* [Set task]
Report the number of lines containing "JSON", with no other words.

- - - -

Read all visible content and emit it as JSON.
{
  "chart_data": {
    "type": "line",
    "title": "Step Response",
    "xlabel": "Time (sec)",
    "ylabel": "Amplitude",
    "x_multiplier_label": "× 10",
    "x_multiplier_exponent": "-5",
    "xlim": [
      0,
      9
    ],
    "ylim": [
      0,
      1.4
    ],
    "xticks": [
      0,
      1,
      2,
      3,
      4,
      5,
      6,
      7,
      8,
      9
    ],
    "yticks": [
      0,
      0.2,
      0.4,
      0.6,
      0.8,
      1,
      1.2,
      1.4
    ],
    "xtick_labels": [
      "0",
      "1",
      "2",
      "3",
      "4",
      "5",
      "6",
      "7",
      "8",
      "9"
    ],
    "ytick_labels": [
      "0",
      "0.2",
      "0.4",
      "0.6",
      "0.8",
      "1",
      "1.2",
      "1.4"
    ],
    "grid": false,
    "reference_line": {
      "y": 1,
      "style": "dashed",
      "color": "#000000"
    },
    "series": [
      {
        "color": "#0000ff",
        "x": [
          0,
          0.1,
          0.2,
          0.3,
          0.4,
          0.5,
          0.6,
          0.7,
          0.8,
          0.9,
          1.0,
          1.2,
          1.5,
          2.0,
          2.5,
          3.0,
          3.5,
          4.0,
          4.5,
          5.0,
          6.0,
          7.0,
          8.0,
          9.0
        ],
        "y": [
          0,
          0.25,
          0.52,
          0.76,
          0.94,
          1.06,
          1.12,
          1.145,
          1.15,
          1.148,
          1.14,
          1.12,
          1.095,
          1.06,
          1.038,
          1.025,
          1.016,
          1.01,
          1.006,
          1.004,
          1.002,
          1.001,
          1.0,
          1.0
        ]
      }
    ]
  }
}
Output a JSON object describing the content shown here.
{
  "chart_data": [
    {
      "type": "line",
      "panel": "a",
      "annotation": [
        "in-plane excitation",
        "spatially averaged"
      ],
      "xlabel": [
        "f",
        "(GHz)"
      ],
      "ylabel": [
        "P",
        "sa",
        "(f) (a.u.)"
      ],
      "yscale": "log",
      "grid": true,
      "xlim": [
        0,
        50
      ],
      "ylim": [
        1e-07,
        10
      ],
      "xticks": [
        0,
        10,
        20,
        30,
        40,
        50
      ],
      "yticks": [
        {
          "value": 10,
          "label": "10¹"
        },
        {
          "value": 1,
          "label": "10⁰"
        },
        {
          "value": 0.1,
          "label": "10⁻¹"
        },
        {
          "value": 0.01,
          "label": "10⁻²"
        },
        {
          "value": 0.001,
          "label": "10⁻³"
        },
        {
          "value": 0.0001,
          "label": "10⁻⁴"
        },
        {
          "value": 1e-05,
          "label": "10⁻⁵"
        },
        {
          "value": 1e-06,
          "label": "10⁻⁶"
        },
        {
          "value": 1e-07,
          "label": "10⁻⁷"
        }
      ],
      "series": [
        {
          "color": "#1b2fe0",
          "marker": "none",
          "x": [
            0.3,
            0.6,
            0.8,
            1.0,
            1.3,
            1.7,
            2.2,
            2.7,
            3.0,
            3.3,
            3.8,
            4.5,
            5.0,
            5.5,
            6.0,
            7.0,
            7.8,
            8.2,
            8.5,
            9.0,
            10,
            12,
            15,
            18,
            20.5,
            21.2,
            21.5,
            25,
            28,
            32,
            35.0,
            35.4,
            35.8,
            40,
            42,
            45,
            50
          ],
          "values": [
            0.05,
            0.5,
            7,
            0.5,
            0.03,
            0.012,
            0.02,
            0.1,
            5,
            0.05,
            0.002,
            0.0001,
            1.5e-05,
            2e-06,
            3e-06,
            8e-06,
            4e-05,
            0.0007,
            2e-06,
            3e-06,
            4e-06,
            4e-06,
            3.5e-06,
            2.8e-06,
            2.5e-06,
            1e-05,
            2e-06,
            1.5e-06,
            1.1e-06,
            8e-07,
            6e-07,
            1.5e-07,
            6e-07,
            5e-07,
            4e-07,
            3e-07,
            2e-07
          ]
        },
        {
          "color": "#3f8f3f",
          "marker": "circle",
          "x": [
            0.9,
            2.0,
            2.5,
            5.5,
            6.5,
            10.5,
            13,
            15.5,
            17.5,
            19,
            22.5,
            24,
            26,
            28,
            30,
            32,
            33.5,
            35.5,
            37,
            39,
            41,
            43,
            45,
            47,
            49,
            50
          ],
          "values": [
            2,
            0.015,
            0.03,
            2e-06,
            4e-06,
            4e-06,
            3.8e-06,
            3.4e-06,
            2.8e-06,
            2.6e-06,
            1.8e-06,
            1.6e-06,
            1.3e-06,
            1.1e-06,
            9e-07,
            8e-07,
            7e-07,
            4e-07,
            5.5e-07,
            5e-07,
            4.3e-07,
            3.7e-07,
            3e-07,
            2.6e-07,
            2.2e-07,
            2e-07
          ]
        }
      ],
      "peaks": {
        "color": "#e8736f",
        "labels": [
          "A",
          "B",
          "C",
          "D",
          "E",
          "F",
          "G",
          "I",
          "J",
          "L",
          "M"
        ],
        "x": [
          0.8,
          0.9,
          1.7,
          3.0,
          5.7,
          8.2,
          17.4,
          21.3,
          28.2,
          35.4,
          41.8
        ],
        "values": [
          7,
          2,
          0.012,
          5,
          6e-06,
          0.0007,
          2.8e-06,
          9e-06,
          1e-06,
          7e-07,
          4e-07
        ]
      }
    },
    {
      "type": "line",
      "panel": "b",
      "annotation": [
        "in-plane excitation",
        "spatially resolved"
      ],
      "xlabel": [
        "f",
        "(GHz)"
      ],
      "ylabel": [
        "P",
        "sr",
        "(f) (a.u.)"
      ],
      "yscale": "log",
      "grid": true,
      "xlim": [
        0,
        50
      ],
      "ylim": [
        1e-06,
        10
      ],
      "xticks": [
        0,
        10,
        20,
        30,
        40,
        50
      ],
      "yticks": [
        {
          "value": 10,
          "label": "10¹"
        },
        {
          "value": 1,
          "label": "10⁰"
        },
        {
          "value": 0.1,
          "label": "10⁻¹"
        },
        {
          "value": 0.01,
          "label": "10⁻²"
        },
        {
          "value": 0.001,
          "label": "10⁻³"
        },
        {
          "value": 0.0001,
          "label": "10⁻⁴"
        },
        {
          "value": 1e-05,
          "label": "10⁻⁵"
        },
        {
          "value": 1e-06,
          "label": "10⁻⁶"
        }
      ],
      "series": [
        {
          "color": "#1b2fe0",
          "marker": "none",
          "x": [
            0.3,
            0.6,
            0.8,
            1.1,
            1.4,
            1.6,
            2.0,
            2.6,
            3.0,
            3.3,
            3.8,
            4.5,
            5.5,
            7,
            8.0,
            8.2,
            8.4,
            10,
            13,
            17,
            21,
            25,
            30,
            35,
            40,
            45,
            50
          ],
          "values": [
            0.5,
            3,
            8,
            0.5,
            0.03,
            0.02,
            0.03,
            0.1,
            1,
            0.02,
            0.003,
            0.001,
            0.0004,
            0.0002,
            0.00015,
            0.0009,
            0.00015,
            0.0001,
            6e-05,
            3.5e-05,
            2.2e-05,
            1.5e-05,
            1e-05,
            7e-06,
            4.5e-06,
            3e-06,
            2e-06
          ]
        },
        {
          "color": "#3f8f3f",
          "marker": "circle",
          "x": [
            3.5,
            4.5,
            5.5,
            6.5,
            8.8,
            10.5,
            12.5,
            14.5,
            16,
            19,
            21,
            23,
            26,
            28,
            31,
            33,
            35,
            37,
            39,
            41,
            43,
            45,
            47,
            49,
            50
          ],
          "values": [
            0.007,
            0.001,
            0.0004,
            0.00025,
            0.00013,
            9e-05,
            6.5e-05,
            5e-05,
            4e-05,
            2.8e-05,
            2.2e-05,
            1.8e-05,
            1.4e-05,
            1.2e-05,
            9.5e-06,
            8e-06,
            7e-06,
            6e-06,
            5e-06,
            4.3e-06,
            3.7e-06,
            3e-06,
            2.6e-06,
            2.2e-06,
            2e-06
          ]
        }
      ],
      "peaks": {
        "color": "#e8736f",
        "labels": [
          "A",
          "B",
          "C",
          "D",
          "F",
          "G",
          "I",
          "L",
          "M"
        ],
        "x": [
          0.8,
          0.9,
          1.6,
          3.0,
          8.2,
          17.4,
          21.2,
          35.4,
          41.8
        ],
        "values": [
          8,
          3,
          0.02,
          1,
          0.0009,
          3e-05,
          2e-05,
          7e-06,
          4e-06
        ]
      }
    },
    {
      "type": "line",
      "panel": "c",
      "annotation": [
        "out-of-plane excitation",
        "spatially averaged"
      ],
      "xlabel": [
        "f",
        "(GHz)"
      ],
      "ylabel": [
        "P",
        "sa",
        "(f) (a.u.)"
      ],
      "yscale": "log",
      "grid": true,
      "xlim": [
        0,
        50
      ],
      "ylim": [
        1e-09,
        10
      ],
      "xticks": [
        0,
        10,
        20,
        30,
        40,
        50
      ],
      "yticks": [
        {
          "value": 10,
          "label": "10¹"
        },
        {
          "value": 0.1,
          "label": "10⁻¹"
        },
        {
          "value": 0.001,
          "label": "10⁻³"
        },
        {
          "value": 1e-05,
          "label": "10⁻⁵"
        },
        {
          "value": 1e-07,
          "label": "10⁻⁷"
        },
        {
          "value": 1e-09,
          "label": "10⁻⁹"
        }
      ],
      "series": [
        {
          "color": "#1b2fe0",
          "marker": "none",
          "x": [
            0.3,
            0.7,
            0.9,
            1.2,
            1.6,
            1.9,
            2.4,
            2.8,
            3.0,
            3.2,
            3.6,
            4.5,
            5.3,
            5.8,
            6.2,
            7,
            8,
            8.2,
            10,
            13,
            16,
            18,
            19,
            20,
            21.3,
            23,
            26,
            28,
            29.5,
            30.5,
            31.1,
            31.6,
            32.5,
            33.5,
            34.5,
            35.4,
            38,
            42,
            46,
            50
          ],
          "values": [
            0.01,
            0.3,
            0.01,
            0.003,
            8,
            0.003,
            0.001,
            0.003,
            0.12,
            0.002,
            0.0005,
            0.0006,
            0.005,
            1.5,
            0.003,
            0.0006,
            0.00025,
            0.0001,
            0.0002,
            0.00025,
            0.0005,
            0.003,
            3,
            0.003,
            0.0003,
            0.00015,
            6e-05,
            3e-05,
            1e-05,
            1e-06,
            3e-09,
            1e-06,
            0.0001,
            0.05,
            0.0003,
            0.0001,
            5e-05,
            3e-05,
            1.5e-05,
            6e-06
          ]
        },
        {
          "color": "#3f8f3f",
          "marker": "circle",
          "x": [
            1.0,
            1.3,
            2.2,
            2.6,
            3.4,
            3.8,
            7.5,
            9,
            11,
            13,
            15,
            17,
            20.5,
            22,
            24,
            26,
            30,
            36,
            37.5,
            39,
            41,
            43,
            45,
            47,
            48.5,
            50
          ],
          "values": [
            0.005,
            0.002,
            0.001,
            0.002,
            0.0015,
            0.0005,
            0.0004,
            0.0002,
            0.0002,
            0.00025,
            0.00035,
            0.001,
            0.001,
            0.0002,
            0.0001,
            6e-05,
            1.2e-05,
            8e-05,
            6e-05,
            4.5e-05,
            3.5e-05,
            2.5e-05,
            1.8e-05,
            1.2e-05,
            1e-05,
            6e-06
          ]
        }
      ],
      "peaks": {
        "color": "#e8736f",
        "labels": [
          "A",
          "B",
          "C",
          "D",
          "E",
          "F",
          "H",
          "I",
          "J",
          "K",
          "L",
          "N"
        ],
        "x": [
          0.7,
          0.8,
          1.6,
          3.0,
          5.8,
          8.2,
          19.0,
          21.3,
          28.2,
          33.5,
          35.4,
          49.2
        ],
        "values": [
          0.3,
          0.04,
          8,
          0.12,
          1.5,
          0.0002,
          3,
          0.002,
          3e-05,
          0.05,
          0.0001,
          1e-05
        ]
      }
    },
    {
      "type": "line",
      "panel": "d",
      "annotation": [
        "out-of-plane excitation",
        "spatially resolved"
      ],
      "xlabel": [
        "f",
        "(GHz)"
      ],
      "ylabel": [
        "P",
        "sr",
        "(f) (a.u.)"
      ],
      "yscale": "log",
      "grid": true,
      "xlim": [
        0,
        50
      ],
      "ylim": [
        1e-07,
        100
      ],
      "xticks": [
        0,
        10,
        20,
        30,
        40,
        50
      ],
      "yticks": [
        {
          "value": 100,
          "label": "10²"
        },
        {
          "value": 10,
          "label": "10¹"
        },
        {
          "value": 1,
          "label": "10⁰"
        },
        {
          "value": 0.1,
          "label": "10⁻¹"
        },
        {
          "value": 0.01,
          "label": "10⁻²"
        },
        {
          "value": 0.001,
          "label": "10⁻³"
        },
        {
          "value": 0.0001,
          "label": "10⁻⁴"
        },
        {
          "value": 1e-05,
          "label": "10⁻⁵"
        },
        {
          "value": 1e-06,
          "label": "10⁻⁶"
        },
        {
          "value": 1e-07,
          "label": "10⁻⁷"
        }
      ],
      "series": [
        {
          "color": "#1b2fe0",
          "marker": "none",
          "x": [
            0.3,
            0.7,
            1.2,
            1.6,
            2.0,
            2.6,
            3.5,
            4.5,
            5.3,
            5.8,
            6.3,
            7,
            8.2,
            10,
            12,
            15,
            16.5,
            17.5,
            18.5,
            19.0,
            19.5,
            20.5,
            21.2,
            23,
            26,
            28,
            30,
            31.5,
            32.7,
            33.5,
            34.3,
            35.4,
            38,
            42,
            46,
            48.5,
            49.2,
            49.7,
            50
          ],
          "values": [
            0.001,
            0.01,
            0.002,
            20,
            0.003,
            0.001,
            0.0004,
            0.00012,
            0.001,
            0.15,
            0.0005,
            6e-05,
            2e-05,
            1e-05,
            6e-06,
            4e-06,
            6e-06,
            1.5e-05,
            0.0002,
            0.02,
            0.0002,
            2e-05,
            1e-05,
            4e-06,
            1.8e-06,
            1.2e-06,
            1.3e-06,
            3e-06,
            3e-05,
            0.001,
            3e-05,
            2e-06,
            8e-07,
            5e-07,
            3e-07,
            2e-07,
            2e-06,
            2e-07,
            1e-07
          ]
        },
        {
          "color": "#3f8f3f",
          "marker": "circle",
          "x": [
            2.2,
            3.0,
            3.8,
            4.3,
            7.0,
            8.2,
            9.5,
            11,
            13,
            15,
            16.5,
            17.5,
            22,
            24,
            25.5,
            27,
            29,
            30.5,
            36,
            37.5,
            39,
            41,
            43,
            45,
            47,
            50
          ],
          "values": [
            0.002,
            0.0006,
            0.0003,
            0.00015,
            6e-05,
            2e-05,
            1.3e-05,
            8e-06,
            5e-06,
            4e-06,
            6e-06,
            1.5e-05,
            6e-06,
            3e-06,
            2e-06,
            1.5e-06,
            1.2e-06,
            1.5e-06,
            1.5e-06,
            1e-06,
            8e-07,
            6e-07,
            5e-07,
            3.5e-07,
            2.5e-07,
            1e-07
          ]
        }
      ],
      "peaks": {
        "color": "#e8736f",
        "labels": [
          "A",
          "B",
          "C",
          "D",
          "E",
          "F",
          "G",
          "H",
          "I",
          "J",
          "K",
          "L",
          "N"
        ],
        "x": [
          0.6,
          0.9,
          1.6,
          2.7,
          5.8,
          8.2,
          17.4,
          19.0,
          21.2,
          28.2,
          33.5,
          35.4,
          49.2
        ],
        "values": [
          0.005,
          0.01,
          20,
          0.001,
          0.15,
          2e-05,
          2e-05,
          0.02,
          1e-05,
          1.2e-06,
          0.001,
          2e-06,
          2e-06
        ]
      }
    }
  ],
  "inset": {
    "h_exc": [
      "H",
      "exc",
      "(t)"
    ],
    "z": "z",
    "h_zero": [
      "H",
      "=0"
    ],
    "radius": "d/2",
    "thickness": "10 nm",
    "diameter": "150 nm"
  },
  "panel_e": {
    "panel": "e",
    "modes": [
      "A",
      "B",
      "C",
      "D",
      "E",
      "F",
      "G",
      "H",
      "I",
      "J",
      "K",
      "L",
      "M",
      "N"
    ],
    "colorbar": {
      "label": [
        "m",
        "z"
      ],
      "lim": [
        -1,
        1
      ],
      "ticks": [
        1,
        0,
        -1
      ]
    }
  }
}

- - - -

* [Final answer]
2